%%

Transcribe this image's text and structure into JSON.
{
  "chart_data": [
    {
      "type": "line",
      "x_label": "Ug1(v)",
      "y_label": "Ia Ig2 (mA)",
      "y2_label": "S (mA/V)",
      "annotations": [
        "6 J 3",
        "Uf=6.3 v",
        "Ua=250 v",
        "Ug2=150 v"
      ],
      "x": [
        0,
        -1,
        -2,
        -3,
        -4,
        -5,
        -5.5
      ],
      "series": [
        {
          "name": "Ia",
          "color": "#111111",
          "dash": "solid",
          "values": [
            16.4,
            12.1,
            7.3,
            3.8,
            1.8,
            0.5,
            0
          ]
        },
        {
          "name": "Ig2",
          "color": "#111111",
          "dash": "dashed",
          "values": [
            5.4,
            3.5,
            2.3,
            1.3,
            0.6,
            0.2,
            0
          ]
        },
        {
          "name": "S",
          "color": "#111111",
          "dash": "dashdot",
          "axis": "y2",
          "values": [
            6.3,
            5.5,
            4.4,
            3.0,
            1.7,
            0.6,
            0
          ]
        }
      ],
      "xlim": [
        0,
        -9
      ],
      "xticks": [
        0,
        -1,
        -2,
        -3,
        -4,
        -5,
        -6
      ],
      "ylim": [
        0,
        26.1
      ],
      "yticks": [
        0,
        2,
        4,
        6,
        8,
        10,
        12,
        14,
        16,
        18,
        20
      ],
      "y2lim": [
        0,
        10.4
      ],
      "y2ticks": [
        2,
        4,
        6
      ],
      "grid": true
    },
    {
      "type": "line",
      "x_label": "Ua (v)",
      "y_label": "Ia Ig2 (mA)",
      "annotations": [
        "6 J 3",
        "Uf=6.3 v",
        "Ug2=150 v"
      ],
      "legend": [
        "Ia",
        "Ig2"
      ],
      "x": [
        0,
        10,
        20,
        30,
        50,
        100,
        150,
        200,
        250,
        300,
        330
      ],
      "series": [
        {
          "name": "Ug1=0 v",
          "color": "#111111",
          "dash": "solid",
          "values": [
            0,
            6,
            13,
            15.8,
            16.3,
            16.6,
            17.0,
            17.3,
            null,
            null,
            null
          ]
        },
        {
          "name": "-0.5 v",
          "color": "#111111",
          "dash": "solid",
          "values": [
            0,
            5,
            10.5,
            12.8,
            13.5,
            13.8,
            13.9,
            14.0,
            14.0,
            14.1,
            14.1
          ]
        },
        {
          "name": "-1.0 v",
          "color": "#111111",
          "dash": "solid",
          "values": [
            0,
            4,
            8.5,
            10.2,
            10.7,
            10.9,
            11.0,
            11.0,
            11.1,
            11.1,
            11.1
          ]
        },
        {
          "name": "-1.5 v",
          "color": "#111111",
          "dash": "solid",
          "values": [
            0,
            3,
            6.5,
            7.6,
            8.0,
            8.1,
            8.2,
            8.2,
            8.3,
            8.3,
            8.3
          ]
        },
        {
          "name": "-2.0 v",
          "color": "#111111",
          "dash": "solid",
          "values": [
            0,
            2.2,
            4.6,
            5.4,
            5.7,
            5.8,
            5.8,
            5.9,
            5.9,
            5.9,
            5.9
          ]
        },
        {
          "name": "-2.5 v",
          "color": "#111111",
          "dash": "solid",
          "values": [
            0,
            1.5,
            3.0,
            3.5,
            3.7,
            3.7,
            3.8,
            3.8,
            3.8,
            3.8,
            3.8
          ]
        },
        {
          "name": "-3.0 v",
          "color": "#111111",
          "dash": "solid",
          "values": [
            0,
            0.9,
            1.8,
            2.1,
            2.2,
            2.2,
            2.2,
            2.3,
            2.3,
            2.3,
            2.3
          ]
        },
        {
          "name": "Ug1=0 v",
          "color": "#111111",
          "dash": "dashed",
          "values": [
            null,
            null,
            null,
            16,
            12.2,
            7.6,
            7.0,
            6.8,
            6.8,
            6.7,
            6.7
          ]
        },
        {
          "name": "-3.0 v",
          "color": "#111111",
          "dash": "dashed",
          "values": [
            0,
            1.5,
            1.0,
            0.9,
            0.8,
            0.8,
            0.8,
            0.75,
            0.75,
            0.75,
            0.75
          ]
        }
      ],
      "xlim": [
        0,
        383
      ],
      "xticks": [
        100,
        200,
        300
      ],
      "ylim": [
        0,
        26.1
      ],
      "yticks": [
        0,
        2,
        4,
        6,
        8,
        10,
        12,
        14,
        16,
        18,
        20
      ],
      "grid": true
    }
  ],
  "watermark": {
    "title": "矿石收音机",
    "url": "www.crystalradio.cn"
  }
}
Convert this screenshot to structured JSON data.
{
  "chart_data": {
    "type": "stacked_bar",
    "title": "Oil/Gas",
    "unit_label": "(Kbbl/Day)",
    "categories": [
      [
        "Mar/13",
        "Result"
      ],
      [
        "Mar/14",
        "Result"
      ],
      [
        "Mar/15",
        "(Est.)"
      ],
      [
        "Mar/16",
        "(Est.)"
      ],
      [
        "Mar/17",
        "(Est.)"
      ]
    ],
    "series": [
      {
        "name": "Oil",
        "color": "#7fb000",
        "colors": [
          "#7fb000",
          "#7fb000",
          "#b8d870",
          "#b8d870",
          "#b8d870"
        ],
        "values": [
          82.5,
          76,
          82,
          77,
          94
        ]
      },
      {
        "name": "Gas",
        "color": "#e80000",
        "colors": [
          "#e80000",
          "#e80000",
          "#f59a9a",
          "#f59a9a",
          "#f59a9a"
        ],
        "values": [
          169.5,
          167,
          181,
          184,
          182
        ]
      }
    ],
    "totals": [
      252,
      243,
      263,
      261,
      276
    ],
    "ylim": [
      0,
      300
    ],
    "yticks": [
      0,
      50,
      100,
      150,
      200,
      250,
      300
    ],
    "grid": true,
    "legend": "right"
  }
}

%%

- **WRITTEN PROBLEM**: Reproduce each line holding the word "this".

- **OUTPUT OF THE EXERCISE**:
Transcribe this image's text and structure into JSON.
Convert this screenshot to structured JSON data.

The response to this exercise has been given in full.